→ **GIVEN PROBLEM**
Pull every line with the word "上截取点" out of the entries below.

Collected data entries:
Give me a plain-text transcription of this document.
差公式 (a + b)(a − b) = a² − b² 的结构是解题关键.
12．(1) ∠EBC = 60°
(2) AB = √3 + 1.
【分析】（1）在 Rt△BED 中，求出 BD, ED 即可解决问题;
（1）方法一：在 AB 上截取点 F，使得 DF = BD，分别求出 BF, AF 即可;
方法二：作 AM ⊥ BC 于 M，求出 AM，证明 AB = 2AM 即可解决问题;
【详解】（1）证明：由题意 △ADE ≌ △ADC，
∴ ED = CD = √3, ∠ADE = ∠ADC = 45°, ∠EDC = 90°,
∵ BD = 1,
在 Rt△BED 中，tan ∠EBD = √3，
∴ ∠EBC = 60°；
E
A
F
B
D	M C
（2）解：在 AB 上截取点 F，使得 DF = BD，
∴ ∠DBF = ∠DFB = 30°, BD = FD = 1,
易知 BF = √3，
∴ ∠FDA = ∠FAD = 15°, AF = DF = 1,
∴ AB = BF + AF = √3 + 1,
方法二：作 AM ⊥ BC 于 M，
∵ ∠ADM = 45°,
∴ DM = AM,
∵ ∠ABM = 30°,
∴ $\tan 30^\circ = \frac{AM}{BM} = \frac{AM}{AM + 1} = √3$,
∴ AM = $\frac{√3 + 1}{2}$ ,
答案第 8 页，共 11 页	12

* * *

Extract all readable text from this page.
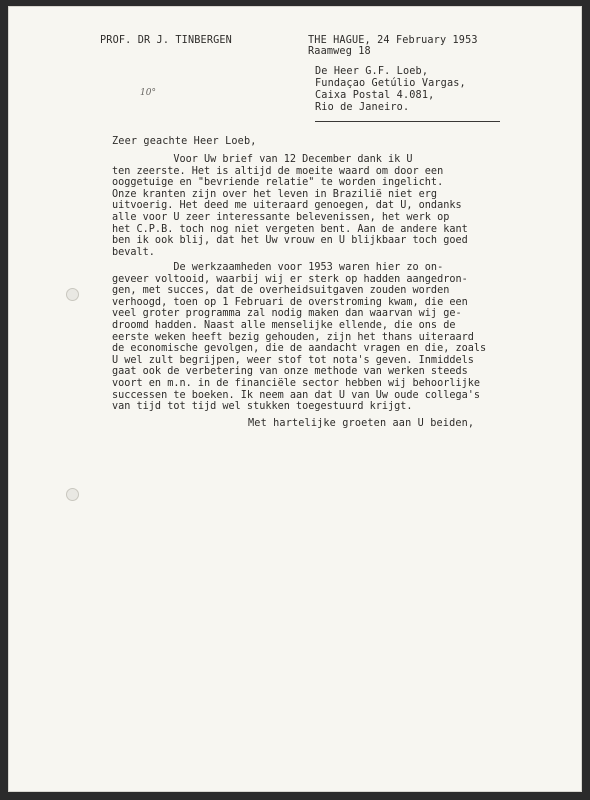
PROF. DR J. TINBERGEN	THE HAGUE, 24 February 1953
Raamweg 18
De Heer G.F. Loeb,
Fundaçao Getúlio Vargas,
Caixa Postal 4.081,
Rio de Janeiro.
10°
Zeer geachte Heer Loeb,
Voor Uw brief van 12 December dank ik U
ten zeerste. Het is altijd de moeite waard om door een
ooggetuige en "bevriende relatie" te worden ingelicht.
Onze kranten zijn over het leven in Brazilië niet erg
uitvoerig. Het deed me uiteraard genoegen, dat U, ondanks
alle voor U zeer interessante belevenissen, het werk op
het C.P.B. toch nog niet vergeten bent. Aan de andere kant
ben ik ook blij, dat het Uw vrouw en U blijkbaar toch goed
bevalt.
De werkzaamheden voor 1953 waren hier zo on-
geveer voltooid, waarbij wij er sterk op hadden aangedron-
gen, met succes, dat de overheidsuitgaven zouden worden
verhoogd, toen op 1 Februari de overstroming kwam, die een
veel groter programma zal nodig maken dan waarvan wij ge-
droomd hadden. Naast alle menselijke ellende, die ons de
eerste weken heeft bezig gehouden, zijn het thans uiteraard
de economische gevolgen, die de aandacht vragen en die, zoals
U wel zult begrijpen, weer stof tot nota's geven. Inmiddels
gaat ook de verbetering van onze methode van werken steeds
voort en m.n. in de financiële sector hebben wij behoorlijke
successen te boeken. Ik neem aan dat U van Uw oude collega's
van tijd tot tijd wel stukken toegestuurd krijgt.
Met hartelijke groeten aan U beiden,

→ **RESULT**
（1）方法一：在 AB 上截取点 F，使得 DF = BD，分别求出 BF, AF 即可;
（2）解：在 AB 上截取点 F，使得 DF = BD，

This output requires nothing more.